Given exercise =
Will you transcribe all the entries word for word, skipping the pictures they hold?

Records to use =

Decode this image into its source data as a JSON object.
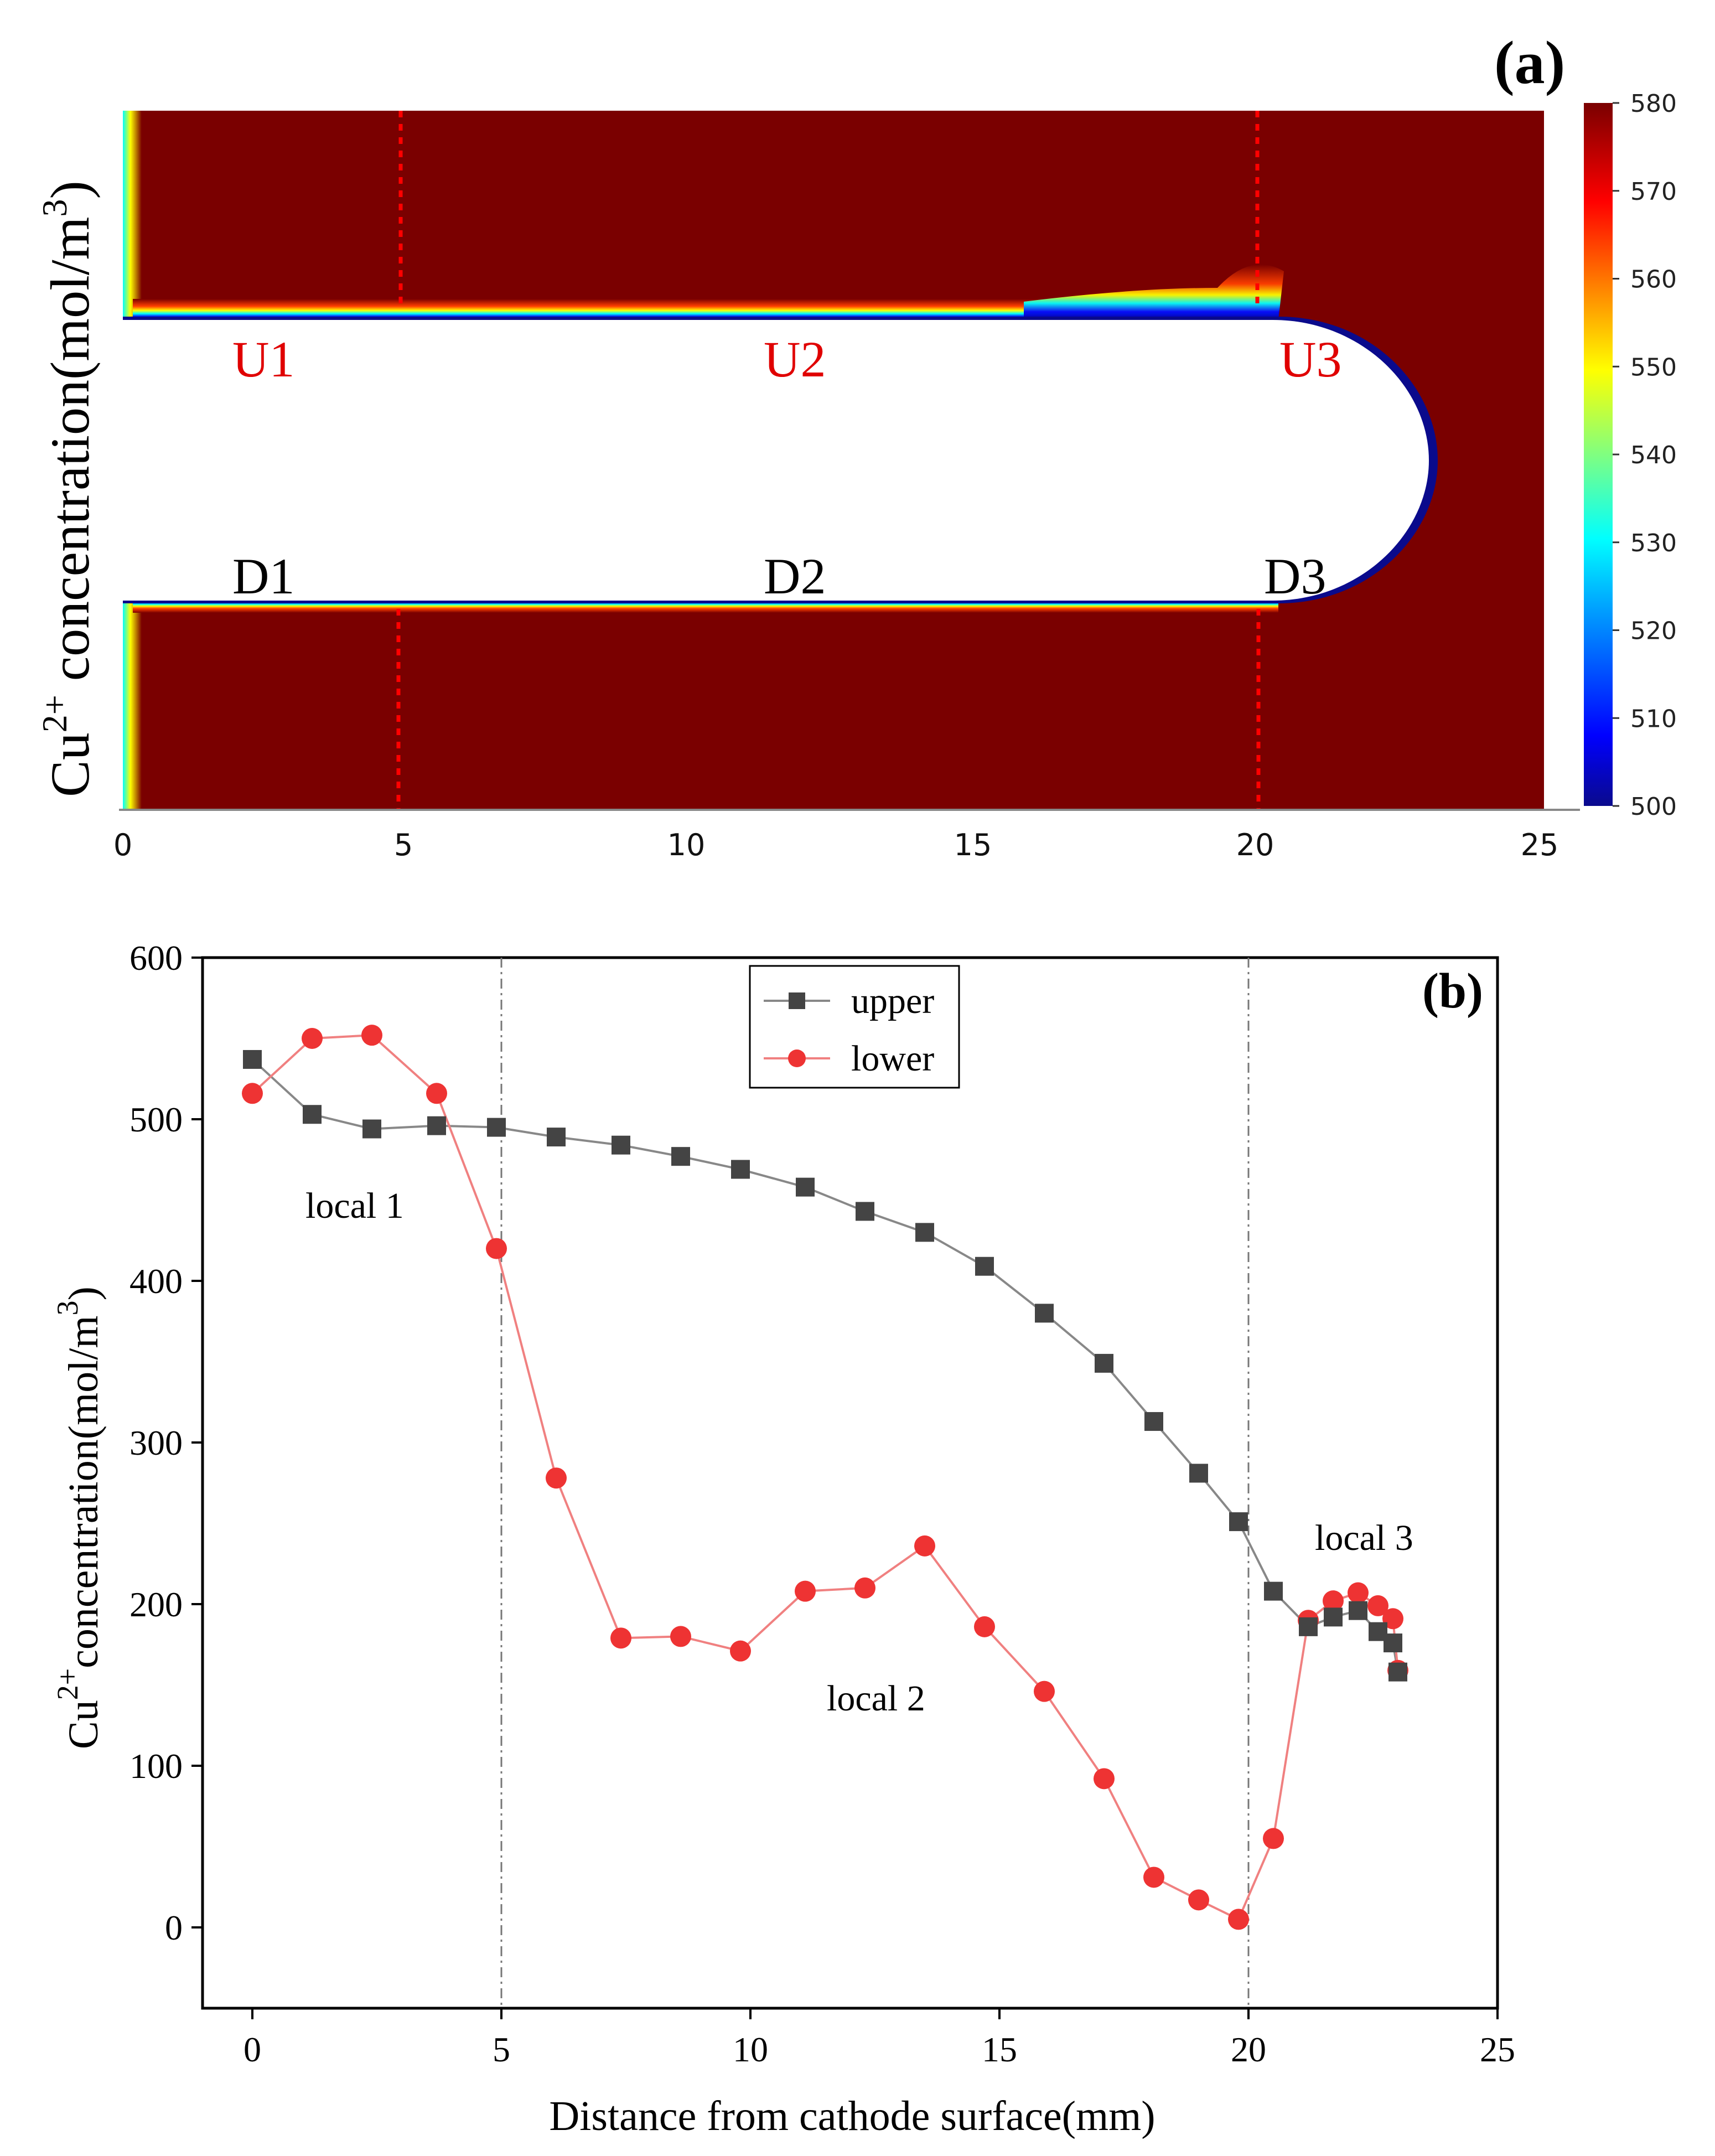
{
  "figure": {
    "panel_a": {
      "label": "(a)",
      "ylabel_main": "Cu",
      "ylabel_sup": "2+",
      "ylabel_rest": " concentration(mol/m",
      "ylabel_sup2": "3",
      "ylabel_close": ")",
      "x_ticks": [
        "0",
        "5",
        "10",
        "15",
        "20",
        "25"
      ],
      "upper_labels": [
        "U1",
        "U2",
        "U3"
      ],
      "lower_labels": [
        "D1",
        "D2",
        "D3"
      ],
      "colorbar_ticks": [
        "580",
        "570",
        "560",
        "550",
        "540",
        "530",
        "520",
        "510",
        "500"
      ],
      "colors": {
        "field": "#7a0000",
        "label_red": "#e00000",
        "label_black": "#000000",
        "dashed": "#ff0000",
        "colormap": [
          "#0a0a8c",
          "#0000ff",
          "#00a0ff",
          "#00ffff",
          "#80ff80",
          "#ffff00",
          "#ff8000",
          "#ff0000",
          "#7a0000"
        ]
      }
    },
    "panel_b": {
      "label": "(b)",
      "annotations": [
        "local 1",
        "local 2",
        "local 3"
      ]
    }
  },
  "chart_data": {
    "type": "line",
    "title": "",
    "xlabel": "Distance from cathode surface(mm)",
    "ylabel_main": "Cu",
    "ylabel_sup": "2+",
    "ylabel_rest": "concentration(mol/m",
    "ylabel_sup2": "3",
    "ylabel_close": ")",
    "xlim": [
      -1,
      25
    ],
    "ylim": [
      -50,
      600
    ],
    "x_ticks": [
      0,
      5,
      10,
      15,
      20,
      25
    ],
    "y_ticks": [
      0,
      100,
      200,
      300,
      400,
      500,
      600
    ],
    "reference_lines_x": [
      5,
      20
    ],
    "legend_position": "top-center",
    "grid": false,
    "series": [
      {
        "name": "upper",
        "color": "#444444",
        "line_color": "#888888",
        "marker": "square",
        "x": [
          0,
          1.2,
          2.4,
          3.7,
          4.9,
          6.1,
          7.4,
          8.6,
          9.8,
          11.1,
          12.3,
          13.5,
          14.7,
          15.9,
          17.1,
          18.1,
          19.0,
          19.8,
          20.5,
          21.2,
          21.7,
          22.2,
          22.6,
          22.9,
          23.0
        ],
        "y": [
          537,
          503,
          494,
          496,
          495,
          489,
          484,
          477,
          469,
          458,
          443,
          430,
          409,
          380,
          349,
          313,
          281,
          251,
          208,
          186,
          192,
          196,
          183,
          176,
          158
        ]
      },
      {
        "name": "lower",
        "color": "#ee3333",
        "line_color": "#f08080",
        "marker": "circle",
        "x": [
          0,
          1.2,
          2.4,
          3.7,
          4.9,
          6.1,
          7.4,
          8.6,
          9.8,
          11.1,
          12.3,
          13.5,
          14.7,
          15.9,
          17.1,
          18.1,
          19.0,
          19.8,
          20.5,
          21.2,
          21.7,
          22.2,
          22.6,
          22.9,
          23.0
        ],
        "y": [
          516,
          550,
          552,
          516,
          420,
          278,
          179,
          180,
          171,
          208,
          210,
          236,
          186,
          146,
          92,
          31,
          17,
          5,
          55,
          190,
          202,
          207,
          199,
          191,
          159
        ]
      }
    ]
  }
}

Task result =
Decode this image into its source data as a JSON object.
{
  "figure": {
    "panel_a": {
      "label": "(a)",
      "ylabel_main": "Cu",
      "ylabel_sup": "2+",
      "ylabel_rest": " concentration(mol/m",
      "ylabel_sup2": "3",
      "ylabel_close": ")",
      "x_ticks": [
        "0",
        "5",
        "10",
        "15",
        "20",
        "25"
      ],
      "upper_labels": [
        "U1",
        "U2",
        "U3"
      ],
      "lower_labels": [
        "D1",
        "D2",
        "D3"
      ],
      "colorbar_ticks": [
        "580",
        "570",
        "560",
        "550",
        "540",
        "530",
        "520",
        "510",
        "500"
      ],
      "colors": {
        "field": "#7a0000",
        "label_red": "#e00000",
        "label_black": "#000000",
        "dashed": "#ff0000",
        "colormap": [
          "#0a0a8c",
          "#0000ff",
          "#00a0ff",
          "#00ffff",
          "#80ff80",
          "#ffff00",
          "#ff8000",
          "#ff0000",
          "#7a0000"
        ]
      }
    },
    "panel_b": {
      "label": "(b)",
      "annotations": [
        "local 1",
        "local 2",
        "local 3"
      ]
    }
  },
  "chart_data": {
    "type": "line",
    "title": "",
    "xlabel": "Distance from cathode surface(mm)",
    "ylabel_main": "Cu",
    "ylabel_sup": "2+",
    "ylabel_rest": "concentration(mol/m",
    "ylabel_sup2": "3",
    "ylabel_close": ")",
    "xlim": [
      -1,
      25
    ],
    "ylim": [
      -50,
      600
    ],
    "x_ticks": [
      0,
      5,
      10,
      15,
      20,
      25
    ],
    "y_ticks": [
      0,
      100,
      200,
      300,
      400,
      500,
      600
    ],
    "reference_lines_x": [
      5,
      20
    ],
    "legend_position": "top-center",
    "grid": false,
    "series": [
      {
        "name": "upper",
        "color": "#444444",
        "line_color": "#888888",
        "marker": "square",
        "x": [
          0,
          1.2,
          2.4,
          3.7,
          4.9,
          6.1,
          7.4,
          8.6,
          9.8,
          11.1,
          12.3,
          13.5,
          14.7,
          15.9,
          17.1,
          18.1,
          19.0,
          19.8,
          20.5,
          21.2,
          21.7,
          22.2,
          22.6,
          22.9,
          23.0
        ],
        "y": [
          537,
          503,
          494,
          496,
          495,
          489,
          484,
          477,
          469,
          458,
          443,
          430,
          409,
          380,
          349,
          313,
          281,
          251,
          208,
          186,
          192,
          196,
          183,
          176,
          158
        ]
      },
      {
        "name": "lower",
        "color": "#ee3333",
        "line_color": "#f08080",
        "marker": "circle",
        "x": [
          0,
          1.2,
          2.4,
          3.7,
          4.9,
          6.1,
          7.4,
          8.6,
          9.8,
          11.1,
          12.3,
          13.5,
          14.7,
          15.9,
          17.1,
          18.1,
          19.0,
          19.8,
          20.5,
          21.2,
          21.7,
          22.2,
          22.6,
          22.9,
          23.0
        ],
        "y": [
          516,
          550,
          552,
          516,
          420,
          278,
          179,
          180,
          171,
          208,
          210,
          236,
          186,
          146,
          92,
          31,
          17,
          5,
          55,
          190,
          202,
          207,
          199,
          191,
          159
        ]
      }
    ]
  }
}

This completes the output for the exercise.